Look for the string "this" in the lines and copy each line that has it.

— START OF SUPPLIED RECORDS —

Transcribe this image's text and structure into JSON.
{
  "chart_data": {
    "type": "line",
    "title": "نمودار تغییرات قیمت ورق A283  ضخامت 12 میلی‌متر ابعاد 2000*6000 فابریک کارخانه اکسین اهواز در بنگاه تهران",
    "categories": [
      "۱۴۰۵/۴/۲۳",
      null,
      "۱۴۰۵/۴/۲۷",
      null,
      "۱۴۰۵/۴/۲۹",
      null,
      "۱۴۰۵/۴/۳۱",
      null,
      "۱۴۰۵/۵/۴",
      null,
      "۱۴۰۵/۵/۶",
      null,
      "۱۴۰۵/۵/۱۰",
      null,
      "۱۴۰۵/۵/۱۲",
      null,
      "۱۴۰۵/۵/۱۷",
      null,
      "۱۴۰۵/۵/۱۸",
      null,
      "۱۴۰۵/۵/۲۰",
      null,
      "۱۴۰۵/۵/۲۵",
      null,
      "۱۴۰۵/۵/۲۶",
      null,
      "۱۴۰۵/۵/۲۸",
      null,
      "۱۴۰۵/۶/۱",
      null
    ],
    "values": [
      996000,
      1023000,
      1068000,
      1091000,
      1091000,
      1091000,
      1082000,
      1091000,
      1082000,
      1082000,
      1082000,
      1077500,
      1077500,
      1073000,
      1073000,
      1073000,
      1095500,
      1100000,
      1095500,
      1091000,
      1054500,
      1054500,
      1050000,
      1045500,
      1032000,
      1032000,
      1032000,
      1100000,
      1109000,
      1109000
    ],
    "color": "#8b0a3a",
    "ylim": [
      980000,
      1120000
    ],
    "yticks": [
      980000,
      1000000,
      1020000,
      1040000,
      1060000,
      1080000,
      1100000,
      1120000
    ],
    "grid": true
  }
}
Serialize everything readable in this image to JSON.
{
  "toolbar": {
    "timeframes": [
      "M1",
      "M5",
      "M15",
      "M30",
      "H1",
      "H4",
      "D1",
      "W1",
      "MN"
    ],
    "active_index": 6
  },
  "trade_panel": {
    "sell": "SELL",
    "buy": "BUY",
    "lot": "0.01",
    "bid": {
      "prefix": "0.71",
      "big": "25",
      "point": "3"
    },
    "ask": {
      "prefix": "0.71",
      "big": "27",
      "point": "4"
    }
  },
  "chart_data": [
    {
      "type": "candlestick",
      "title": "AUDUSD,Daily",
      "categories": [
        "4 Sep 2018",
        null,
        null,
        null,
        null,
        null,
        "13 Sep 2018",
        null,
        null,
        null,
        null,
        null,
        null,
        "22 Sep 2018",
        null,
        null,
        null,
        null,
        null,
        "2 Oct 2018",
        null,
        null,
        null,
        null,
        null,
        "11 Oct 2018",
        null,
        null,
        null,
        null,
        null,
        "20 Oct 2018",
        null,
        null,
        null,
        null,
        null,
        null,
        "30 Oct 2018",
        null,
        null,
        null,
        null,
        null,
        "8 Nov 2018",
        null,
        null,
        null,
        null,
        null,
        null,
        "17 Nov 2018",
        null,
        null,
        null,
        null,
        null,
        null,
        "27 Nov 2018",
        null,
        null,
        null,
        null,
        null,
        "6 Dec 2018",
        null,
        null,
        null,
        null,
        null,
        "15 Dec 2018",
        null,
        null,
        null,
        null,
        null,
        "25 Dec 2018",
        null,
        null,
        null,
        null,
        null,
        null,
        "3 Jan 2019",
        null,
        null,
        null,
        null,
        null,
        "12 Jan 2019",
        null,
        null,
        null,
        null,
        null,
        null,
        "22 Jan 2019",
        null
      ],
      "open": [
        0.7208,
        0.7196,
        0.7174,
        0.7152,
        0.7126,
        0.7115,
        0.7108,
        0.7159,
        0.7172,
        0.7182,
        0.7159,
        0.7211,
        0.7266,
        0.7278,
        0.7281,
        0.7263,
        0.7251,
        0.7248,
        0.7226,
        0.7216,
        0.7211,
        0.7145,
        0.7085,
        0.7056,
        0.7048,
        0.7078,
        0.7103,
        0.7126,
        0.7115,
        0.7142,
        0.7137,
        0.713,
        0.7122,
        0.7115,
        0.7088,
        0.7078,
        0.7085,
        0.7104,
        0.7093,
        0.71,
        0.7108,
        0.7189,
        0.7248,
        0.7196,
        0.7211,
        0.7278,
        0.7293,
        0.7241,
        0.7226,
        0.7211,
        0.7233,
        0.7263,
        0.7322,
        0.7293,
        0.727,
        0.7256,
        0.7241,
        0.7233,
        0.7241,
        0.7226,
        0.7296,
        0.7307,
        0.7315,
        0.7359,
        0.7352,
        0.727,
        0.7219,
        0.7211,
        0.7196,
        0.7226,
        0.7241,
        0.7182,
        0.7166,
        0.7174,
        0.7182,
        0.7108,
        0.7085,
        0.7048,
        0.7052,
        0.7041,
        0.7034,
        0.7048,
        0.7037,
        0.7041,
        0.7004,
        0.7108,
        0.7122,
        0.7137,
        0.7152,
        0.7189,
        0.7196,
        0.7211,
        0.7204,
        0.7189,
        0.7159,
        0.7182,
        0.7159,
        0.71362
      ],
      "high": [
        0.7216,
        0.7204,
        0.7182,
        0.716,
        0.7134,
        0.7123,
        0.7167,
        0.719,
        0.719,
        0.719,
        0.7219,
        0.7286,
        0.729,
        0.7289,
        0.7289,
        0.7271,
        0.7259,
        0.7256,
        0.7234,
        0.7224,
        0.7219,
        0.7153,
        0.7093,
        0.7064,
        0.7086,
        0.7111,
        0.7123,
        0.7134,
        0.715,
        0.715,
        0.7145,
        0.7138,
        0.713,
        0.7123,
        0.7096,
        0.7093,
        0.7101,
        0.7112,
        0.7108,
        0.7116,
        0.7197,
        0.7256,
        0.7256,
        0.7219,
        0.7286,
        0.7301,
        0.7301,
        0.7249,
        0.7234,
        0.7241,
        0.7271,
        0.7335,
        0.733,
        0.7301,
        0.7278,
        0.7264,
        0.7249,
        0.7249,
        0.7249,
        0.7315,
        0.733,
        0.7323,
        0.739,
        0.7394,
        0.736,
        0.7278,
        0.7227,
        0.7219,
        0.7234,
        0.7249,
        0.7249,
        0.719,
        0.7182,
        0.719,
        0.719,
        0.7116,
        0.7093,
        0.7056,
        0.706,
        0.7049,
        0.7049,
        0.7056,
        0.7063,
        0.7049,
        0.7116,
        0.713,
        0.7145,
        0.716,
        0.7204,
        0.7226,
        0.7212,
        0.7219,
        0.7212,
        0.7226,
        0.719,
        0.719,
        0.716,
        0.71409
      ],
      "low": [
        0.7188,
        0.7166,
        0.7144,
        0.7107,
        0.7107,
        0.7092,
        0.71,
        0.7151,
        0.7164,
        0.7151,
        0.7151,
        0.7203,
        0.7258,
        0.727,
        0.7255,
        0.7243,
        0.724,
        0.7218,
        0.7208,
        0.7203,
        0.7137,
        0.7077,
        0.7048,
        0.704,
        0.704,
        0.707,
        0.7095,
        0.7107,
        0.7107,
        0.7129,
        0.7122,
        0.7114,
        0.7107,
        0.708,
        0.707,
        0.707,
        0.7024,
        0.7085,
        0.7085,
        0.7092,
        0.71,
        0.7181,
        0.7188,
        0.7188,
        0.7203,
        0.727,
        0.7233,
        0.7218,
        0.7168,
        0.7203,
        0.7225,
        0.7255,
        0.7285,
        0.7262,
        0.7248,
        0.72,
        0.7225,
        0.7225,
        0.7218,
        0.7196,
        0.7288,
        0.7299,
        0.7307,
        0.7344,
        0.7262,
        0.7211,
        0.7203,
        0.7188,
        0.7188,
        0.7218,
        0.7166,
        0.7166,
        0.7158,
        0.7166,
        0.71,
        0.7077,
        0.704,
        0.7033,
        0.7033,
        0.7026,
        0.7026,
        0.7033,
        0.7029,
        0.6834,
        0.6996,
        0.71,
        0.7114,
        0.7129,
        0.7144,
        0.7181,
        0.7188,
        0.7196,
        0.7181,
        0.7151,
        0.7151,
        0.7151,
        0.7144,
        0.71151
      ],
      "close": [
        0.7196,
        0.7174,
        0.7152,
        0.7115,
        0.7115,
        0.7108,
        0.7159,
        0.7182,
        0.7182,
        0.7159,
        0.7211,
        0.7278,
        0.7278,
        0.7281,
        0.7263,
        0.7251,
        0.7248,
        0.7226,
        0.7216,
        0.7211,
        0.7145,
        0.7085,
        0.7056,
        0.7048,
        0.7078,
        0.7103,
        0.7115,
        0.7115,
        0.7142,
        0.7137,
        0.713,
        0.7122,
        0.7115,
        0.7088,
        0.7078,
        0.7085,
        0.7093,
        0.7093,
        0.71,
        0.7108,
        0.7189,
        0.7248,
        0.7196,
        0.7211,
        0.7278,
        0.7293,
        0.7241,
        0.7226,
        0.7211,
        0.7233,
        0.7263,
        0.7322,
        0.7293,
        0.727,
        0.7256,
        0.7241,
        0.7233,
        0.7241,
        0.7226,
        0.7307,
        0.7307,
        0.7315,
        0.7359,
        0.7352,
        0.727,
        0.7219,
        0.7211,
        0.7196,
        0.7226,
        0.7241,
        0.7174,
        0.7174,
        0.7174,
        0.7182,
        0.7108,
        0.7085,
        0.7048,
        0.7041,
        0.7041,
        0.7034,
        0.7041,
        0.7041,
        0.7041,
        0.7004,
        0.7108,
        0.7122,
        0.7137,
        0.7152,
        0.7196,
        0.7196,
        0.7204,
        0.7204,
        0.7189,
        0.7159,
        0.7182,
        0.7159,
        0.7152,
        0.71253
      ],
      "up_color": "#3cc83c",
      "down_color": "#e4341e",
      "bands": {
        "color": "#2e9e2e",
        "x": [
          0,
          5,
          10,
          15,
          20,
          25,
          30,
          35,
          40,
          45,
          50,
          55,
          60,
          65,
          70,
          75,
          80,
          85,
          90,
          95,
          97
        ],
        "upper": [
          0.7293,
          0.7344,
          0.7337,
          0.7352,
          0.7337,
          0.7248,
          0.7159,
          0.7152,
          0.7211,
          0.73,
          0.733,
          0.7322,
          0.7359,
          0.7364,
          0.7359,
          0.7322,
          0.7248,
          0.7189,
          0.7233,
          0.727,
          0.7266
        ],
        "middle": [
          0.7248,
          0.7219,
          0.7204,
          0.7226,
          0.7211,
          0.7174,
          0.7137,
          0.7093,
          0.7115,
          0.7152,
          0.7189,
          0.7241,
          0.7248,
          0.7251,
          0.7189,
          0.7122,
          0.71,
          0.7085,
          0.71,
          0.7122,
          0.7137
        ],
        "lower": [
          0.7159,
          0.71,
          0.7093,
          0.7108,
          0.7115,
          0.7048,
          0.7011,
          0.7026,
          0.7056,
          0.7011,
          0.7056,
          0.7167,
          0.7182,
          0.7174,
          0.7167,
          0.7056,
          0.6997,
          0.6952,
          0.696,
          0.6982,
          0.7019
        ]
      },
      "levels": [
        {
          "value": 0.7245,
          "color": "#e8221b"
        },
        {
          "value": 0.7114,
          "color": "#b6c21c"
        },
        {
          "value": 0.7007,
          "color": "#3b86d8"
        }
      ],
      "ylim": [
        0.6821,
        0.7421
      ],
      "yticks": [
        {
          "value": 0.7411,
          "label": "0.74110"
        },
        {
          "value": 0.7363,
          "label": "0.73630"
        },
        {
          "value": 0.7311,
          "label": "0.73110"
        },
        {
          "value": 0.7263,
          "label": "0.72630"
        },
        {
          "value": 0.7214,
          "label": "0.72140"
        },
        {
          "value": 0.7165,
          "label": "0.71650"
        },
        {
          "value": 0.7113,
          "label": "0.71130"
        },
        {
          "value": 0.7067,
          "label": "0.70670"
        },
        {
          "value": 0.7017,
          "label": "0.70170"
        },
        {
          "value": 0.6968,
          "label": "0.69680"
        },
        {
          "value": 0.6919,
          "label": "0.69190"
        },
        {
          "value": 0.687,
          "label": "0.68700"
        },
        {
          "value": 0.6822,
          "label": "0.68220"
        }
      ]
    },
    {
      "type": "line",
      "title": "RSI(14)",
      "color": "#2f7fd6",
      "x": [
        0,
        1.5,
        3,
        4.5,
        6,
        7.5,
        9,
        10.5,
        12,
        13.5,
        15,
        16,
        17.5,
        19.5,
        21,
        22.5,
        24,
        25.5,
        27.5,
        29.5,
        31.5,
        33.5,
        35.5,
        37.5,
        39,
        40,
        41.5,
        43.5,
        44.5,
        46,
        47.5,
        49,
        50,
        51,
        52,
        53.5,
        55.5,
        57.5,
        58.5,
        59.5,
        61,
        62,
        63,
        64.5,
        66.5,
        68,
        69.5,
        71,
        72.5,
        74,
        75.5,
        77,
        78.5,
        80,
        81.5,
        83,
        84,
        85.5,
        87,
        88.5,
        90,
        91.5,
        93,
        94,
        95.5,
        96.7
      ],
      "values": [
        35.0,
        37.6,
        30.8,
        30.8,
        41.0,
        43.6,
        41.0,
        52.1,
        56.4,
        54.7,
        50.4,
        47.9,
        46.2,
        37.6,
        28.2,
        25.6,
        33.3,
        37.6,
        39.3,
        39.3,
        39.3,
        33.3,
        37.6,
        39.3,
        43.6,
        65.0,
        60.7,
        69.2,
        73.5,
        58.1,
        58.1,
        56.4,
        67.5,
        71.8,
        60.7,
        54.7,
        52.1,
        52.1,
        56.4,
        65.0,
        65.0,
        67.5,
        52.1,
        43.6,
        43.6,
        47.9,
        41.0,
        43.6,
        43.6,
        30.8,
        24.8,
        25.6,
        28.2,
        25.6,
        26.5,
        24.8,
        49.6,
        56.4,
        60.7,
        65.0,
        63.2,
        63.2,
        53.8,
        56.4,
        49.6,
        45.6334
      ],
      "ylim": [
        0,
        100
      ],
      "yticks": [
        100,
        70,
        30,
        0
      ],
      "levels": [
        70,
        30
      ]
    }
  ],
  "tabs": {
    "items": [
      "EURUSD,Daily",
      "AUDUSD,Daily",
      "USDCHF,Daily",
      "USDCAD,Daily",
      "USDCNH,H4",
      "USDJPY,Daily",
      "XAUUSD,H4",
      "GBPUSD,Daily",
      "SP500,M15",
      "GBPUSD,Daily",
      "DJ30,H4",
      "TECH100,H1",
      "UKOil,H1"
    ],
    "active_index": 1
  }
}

— END OF SUPPLIED RECORDS —

COMPLETE ANSWER
Transcribe this image's text and structure into JSON.
Serialize everything readable in this image to JSON.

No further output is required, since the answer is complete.